▶ **Exercise details**: Everything in the data should be repeated exactly, save for the images.

— BEGIN Source records —

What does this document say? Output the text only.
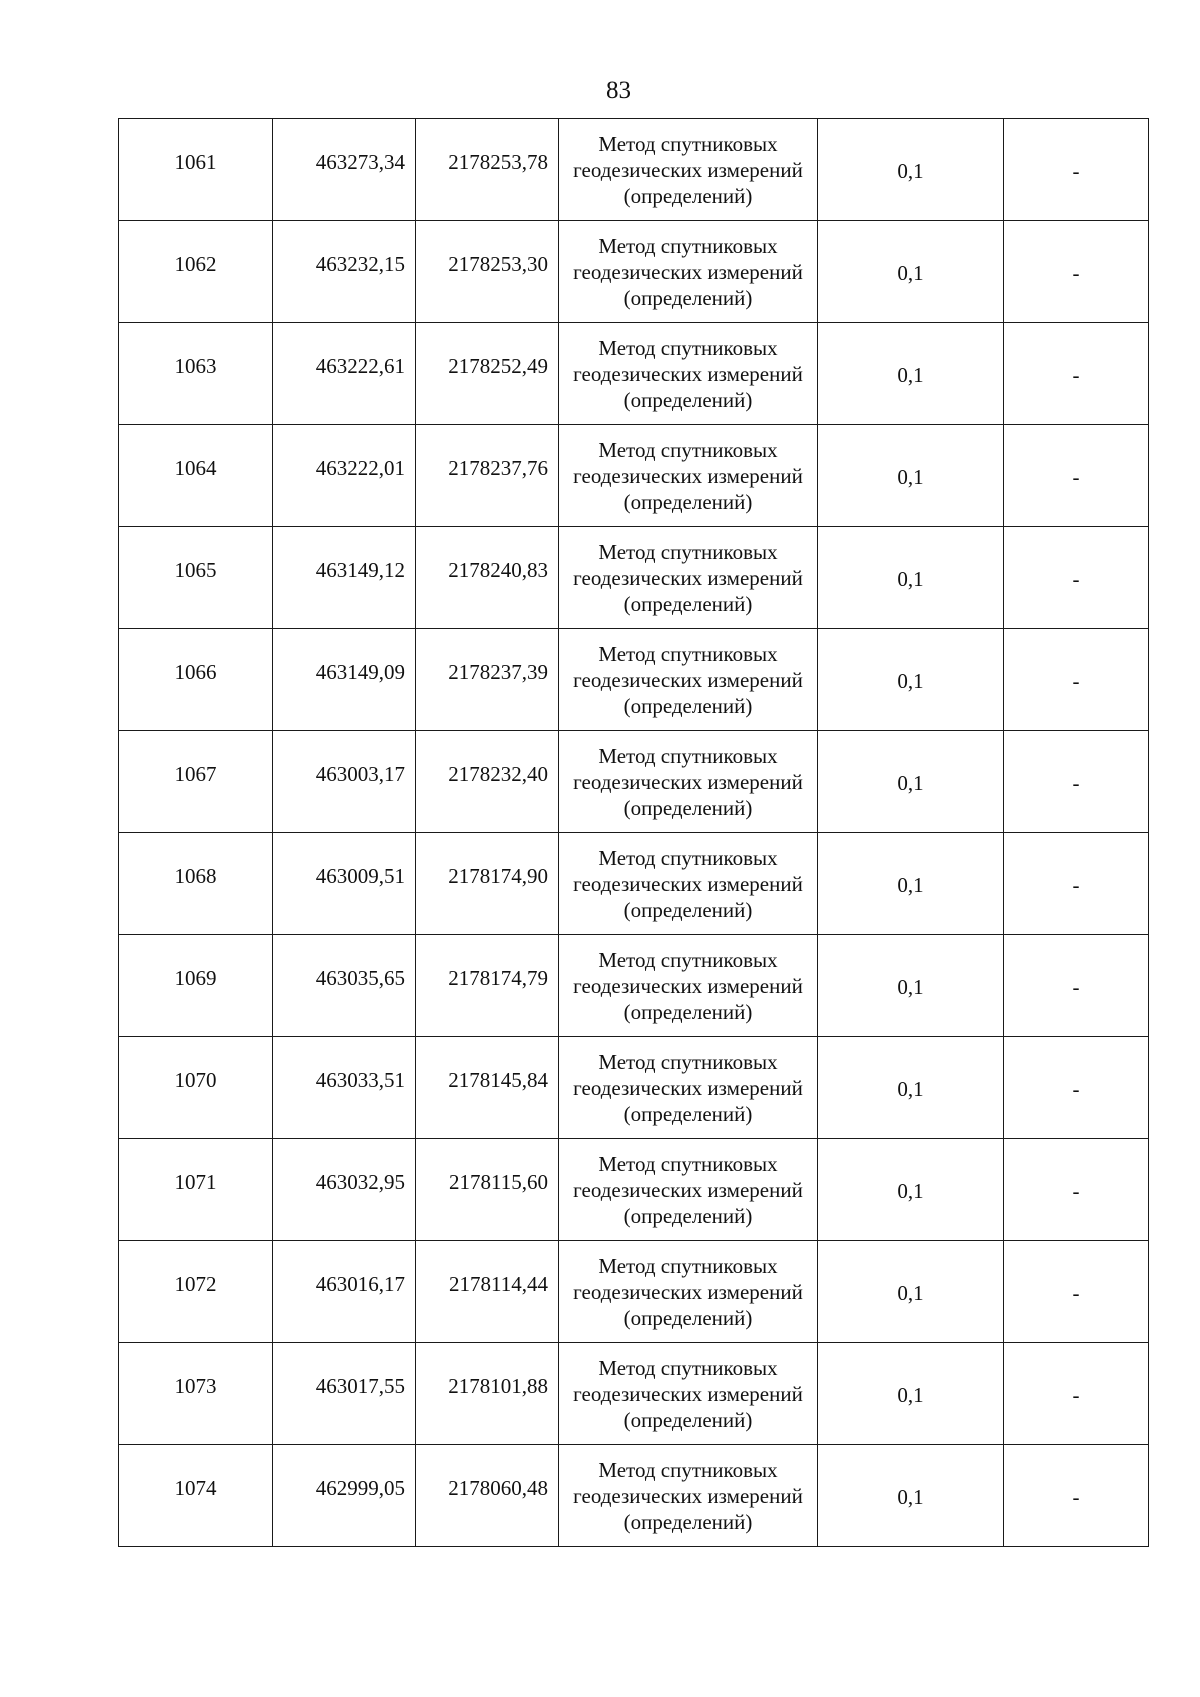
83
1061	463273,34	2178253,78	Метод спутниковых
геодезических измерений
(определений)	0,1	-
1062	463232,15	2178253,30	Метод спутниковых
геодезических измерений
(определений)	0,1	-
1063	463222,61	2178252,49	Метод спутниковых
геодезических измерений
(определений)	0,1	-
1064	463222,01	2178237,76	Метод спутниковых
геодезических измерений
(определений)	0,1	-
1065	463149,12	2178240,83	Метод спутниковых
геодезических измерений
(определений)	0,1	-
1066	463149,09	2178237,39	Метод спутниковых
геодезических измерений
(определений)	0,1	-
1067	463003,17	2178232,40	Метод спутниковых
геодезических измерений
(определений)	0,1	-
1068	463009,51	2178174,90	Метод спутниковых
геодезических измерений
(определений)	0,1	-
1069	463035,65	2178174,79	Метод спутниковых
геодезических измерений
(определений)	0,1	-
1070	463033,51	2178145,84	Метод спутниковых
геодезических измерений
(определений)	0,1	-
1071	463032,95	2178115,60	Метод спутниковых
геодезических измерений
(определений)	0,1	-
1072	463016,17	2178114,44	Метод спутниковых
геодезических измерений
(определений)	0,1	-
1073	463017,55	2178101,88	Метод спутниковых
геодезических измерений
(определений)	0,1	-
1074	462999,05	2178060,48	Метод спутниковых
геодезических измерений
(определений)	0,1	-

— END Source records —

▶ **The solution**:
What does this document say? Output the text only.
83
1061	463273,34	2178253,78	Метод спутниковых
геодезических измерений
(определений)	0,1	-
1062	463232,15	2178253,30	Метод спутниковых
геодезических измерений
(определений)	0,1	-
1063	463222,61	2178252,49	Метод спутниковых
геодезических измерений
(определений)	0,1	-
1064	463222,01	2178237,76	Метод спутниковых
геодезических измерений
(определений)	0,1	-
1065	463149,12	2178240,83	Метод спутниковых
геодезических измерений
(определений)	0,1	-
1066	463149,09	2178237,39	Метод спутниковых
геодезических измерений
(определений)	0,1	-
1067	463003,17	2178232,40	Метод спутниковых
геодезических измерений
(определений)	0,1	-
1068	463009,51	2178174,90	Метод спутниковых
геодезических измерений
(определений)	0,1	-
1069	463035,65	2178174,79	Метод спутниковых
геодезических измерений
(определений)	0,1	-
1070	463033,51	2178145,84	Метод спутниковых
геодезических измерений
(определений)	0,1	-
1071	463032,95	2178115,60	Метод спутниковых
геодезических измерений
(определений)	0,1	-
1072	463016,17	2178114,44	Метод спутниковых
геодезических измерений
(определений)	0,1	-
1073	463017,55	2178101,88	Метод спутниковых
геодезических измерений
(определений)	0,1	-
1074	462999,05	2178060,48	Метод спутниковых
геодезических измерений
(определений)	0,1	-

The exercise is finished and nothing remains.